-- BEGIN --
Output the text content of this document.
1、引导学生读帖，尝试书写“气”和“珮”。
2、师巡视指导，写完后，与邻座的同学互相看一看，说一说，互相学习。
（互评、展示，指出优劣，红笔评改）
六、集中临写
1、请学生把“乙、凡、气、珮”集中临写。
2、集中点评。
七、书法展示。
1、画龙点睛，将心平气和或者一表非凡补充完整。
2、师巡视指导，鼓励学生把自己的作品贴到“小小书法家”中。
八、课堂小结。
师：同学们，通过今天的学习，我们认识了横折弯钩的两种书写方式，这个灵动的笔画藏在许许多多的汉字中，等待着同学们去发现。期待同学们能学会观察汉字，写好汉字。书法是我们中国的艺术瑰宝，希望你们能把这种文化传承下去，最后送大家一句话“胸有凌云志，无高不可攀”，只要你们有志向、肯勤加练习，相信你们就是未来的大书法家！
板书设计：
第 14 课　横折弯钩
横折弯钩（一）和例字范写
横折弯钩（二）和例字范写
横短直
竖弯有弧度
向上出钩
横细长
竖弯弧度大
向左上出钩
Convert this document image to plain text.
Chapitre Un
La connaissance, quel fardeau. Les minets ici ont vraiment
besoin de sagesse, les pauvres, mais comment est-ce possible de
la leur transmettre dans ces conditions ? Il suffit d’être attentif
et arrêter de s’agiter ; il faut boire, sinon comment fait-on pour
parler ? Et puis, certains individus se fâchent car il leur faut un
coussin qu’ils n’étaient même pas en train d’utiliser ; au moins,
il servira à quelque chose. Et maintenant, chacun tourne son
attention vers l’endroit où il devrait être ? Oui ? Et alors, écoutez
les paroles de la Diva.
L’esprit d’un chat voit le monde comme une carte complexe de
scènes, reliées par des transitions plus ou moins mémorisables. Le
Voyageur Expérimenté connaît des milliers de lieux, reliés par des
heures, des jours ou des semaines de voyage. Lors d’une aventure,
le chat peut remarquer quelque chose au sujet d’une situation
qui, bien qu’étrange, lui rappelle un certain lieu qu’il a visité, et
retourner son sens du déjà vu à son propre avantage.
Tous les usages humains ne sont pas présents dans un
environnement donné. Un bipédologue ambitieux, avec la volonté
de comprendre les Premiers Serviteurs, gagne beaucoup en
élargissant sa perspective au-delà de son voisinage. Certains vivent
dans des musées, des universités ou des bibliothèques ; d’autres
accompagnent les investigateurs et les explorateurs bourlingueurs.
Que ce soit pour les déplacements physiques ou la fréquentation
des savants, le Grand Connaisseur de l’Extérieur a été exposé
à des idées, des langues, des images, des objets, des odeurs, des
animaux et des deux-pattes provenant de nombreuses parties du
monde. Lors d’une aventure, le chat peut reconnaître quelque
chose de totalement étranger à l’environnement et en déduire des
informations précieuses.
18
-- END --
* The task
Collect the lines that hold "this".

* Result of the task
Output the text content of this document.
Convert this document image to plain text.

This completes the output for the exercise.